* start *

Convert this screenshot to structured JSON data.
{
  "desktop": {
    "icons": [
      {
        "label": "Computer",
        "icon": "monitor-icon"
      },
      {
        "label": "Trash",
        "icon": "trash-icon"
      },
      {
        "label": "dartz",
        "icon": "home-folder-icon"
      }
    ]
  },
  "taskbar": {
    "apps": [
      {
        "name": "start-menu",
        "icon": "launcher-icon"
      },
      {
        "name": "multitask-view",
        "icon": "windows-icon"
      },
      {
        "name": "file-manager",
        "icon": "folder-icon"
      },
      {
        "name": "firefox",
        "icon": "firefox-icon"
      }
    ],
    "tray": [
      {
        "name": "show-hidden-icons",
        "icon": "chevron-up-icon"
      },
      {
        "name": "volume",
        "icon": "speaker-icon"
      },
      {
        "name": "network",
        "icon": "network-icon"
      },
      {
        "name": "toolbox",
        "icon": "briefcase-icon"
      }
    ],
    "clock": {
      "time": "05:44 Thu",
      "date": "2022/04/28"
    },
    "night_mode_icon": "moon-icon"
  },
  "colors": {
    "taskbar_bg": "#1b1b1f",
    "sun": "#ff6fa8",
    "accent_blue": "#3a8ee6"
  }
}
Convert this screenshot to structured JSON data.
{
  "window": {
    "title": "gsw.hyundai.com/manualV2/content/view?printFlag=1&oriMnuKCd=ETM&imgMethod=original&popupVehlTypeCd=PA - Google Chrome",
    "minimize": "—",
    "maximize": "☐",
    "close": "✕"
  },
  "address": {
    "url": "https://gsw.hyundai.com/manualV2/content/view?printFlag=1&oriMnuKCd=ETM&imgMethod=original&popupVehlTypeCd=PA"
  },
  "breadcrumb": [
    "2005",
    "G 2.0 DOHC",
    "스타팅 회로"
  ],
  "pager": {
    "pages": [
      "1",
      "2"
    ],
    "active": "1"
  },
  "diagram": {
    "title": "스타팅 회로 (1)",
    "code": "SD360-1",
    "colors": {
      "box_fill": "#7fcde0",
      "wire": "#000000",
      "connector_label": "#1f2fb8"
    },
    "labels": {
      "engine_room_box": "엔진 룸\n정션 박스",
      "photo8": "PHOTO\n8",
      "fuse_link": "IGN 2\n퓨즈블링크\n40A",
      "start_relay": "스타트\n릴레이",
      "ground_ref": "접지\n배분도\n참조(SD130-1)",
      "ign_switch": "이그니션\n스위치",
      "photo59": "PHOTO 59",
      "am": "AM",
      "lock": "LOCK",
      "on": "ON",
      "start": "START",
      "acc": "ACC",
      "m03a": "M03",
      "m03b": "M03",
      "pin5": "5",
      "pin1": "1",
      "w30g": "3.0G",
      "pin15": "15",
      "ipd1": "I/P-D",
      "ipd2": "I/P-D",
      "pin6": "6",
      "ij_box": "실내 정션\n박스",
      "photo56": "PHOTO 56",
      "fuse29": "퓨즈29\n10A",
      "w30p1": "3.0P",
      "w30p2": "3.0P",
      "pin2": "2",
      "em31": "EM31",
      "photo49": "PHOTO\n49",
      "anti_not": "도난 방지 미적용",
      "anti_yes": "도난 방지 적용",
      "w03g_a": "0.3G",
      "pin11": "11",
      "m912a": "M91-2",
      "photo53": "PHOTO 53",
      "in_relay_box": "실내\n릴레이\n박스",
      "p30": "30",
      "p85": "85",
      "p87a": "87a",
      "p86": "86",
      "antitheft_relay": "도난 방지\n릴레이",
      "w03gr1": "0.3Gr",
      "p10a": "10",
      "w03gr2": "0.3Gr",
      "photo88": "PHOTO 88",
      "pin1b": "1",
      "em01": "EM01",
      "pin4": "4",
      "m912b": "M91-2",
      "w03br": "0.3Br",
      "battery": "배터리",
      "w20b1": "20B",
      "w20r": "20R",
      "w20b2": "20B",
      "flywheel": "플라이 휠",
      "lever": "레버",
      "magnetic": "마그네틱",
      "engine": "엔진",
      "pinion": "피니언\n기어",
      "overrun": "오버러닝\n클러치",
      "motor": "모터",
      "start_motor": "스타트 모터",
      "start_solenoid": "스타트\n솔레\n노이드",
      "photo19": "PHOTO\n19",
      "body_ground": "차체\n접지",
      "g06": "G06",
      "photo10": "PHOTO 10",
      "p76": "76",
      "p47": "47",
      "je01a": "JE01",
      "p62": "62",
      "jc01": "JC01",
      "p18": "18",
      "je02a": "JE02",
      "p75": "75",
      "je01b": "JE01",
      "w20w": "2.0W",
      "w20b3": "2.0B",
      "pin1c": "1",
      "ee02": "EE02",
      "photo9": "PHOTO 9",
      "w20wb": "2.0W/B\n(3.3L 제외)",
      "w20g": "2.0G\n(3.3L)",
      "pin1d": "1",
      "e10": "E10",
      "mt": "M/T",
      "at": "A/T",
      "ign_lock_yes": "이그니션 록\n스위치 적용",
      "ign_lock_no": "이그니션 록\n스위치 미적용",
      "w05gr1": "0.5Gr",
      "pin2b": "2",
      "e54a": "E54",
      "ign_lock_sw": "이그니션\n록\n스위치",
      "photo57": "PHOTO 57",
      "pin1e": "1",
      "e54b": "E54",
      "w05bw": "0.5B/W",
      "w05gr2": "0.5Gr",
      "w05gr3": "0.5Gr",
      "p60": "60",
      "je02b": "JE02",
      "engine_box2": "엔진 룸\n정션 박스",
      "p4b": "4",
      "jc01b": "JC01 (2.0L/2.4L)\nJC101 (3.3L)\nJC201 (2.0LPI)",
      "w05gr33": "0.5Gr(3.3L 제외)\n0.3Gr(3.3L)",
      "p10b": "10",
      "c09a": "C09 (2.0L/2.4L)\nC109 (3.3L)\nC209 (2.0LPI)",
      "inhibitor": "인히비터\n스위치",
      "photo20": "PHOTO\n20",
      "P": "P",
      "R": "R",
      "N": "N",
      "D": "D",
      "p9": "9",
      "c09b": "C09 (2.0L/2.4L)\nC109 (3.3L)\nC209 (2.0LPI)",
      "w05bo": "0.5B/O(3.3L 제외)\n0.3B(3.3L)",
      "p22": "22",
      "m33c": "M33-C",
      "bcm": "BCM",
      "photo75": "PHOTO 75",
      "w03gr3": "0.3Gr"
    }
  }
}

* end *

** TASK OBJECTIVE **
Your task is to print the whole listing again exactly.

** RESULT OF THIS EXERCISE **
Convert this screenshot to structured JSON data.
{
  "desktop": {
    "icons": [
      {
        "label": "Computer",
        "icon": "monitor-icon"
      },
      {
        "label": "Trash",
        "icon": "trash-icon"
      },
      {
        "label": "dartz",
        "icon": "home-folder-icon"
      }
    ]
  },
  "taskbar": {
    "apps": [
      {
        "name": "start-menu",
        "icon": "launcher-icon"
      },
      {
        "name": "multitask-view",
        "icon": "windows-icon"
      },
      {
        "name": "file-manager",
        "icon": "folder-icon"
      },
      {
        "name": "firefox",
        "icon": "firefox-icon"
      }
    ],
    "tray": [
      {
        "name": "show-hidden-icons",
        "icon": "chevron-up-icon"
      },
      {
        "name": "volume",
        "icon": "speaker-icon"
      },
      {
        "name": "network",
        "icon": "network-icon"
      },
      {
        "name": "toolbox",
        "icon": "briefcase-icon"
      }
    ],
    "clock": {
      "time": "05:44 Thu",
      "date": "2022/04/28"
    },
    "night_mode_icon": "moon-icon"
  },
  "colors": {
    "taskbar_bg": "#1b1b1f",
    "sun": "#ff6fa8",
    "accent_blue": "#3a8ee6"
  }
}
Convert this screenshot to structured JSON data.
{
  "window": {
    "title": "gsw.hyundai.com/manualV2/content/view?printFlag=1&oriMnuKCd=ETM&imgMethod=original&popupVehlTypeCd=PA - Google Chrome",
    "minimize": "—",
    "maximize": "☐",
    "close": "✕"
  },
  "address": {
    "url": "https://gsw.hyundai.com/manualV2/content/view?printFlag=1&oriMnuKCd=ETM&imgMethod=original&popupVehlTypeCd=PA"
  },
  "breadcrumb": [
    "2005",
    "G 2.0 DOHC",
    "스타팅 회로"
  ],
  "pager": {
    "pages": [
      "1",
      "2"
    ],
    "active": "1"
  },
  "diagram": {
    "title": "스타팅 회로 (1)",
    "code": "SD360-1",
    "colors": {
      "box_fill": "#7fcde0",
      "wire": "#000000",
      "connector_label": "#1f2fb8"
    },
    "labels": {
      "engine_room_box": "엔진 룸\n정션 박스",
      "photo8": "PHOTO\n8",
      "fuse_link": "IGN 2\n퓨즈블링크\n40A",
      "start_relay": "스타트\n릴레이",
      "ground_ref": "접지\n배분도\n참조(SD130-1)",
      "ign_switch": "이그니션\n스위치",
      "photo59": "PHOTO 59",
      "am": "AM",
      "lock": "LOCK",
      "on": "ON",
      "start": "START",
      "acc": "ACC",
      "m03a": "M03",
      "m03b": "M03",
      "pin5": "5",
      "pin1": "1",
      "w30g": "3.0G",
      "pin15": "15",
      "ipd1": "I/P-D",
      "ipd2": "I/P-D",
      "pin6": "6",
      "ij_box": "실내 정션\n박스",
      "photo56": "PHOTO 56",
      "fuse29": "퓨즈29\n10A",
      "w30p1": "3.0P",
      "w30p2": "3.0P",
      "pin2": "2",
      "em31": "EM31",
      "photo49": "PHOTO\n49",
      "anti_not": "도난 방지 미적용",
      "anti_yes": "도난 방지 적용",
      "w03g_a": "0.3G",
      "pin11": "11",
      "m912a": "M91-2",
      "photo53": "PHOTO 53",
      "in_relay_box": "실내\n릴레이\n박스",
      "p30": "30",
      "p85": "85",
      "p87a": "87a",
      "p86": "86",
      "antitheft_relay": "도난 방지\n릴레이",
      "w03gr1": "0.3Gr",
      "p10a": "10",
      "w03gr2": "0.3Gr",
      "photo88": "PHOTO 88",
      "pin1b": "1",
      "em01": "EM01",
      "pin4": "4",
      "m912b": "M91-2",
      "w03br": "0.3Br",
      "battery": "배터리",
      "w20b1": "20B",
      "w20r": "20R",
      "w20b2": "20B",
      "flywheel": "플라이 휠",
      "lever": "레버",
      "magnetic": "마그네틱",
      "engine": "엔진",
      "pinion": "피니언\n기어",
      "overrun": "오버러닝\n클러치",
      "motor": "모터",
      "start_motor": "스타트 모터",
      "start_solenoid": "스타트\n솔레\n노이드",
      "photo19": "PHOTO\n19",
      "body_ground": "차체\n접지",
      "g06": "G06",
      "photo10": "PHOTO 10",
      "p76": "76",
      "p47": "47",
      "je01a": "JE01",
      "p62": "62",
      "jc01": "JC01",
      "p18": "18",
      "je02a": "JE02",
      "p75": "75",
      "je01b": "JE01",
      "w20w": "2.0W",
      "w20b3": "2.0B",
      "pin1c": "1",
      "ee02": "EE02",
      "photo9": "PHOTO 9",
      "w20wb": "2.0W/B\n(3.3L 제외)",
      "w20g": "2.0G\n(3.3L)",
      "pin1d": "1",
      "e10": "E10",
      "mt": "M/T",
      "at": "A/T",
      "ign_lock_yes": "이그니션 록\n스위치 적용",
      "ign_lock_no": "이그니션 록\n스위치 미적용",
      "w05gr1": "0.5Gr",
      "pin2b": "2",
      "e54a": "E54",
      "ign_lock_sw": "이그니션\n록\n스위치",
      "photo57": "PHOTO 57",
      "pin1e": "1",
      "e54b": "E54",
      "w05bw": "0.5B/W",
      "w05gr2": "0.5Gr",
      "w05gr3": "0.5Gr",
      "p60": "60",
      "je02b": "JE02",
      "engine_box2": "엔진 룸\n정션 박스",
      "p4b": "4",
      "jc01b": "JC01 (2.0L/2.4L)\nJC101 (3.3L)\nJC201 (2.0LPI)",
      "w05gr33": "0.5Gr(3.3L 제외)\n0.3Gr(3.3L)",
      "p10b": "10",
      "c09a": "C09 (2.0L/2.4L)\nC109 (3.3L)\nC209 (2.0LPI)",
      "inhibitor": "인히비터\n스위치",
      "photo20": "PHOTO\n20",
      "P": "P",
      "R": "R",
      "N": "N",
      "D": "D",
      "p9": "9",
      "c09b": "C09 (2.0L/2.4L)\nC109 (3.3L)\nC209 (2.0LPI)",
      "w05bo": "0.5B/O(3.3L 제외)\n0.3B(3.3L)",
      "p22": "22",
      "m33c": "M33-C",
      "bcm": "BCM",
      "photo75": "PHOTO 75",
      "w03gr3": "0.3Gr"
    }
  }
}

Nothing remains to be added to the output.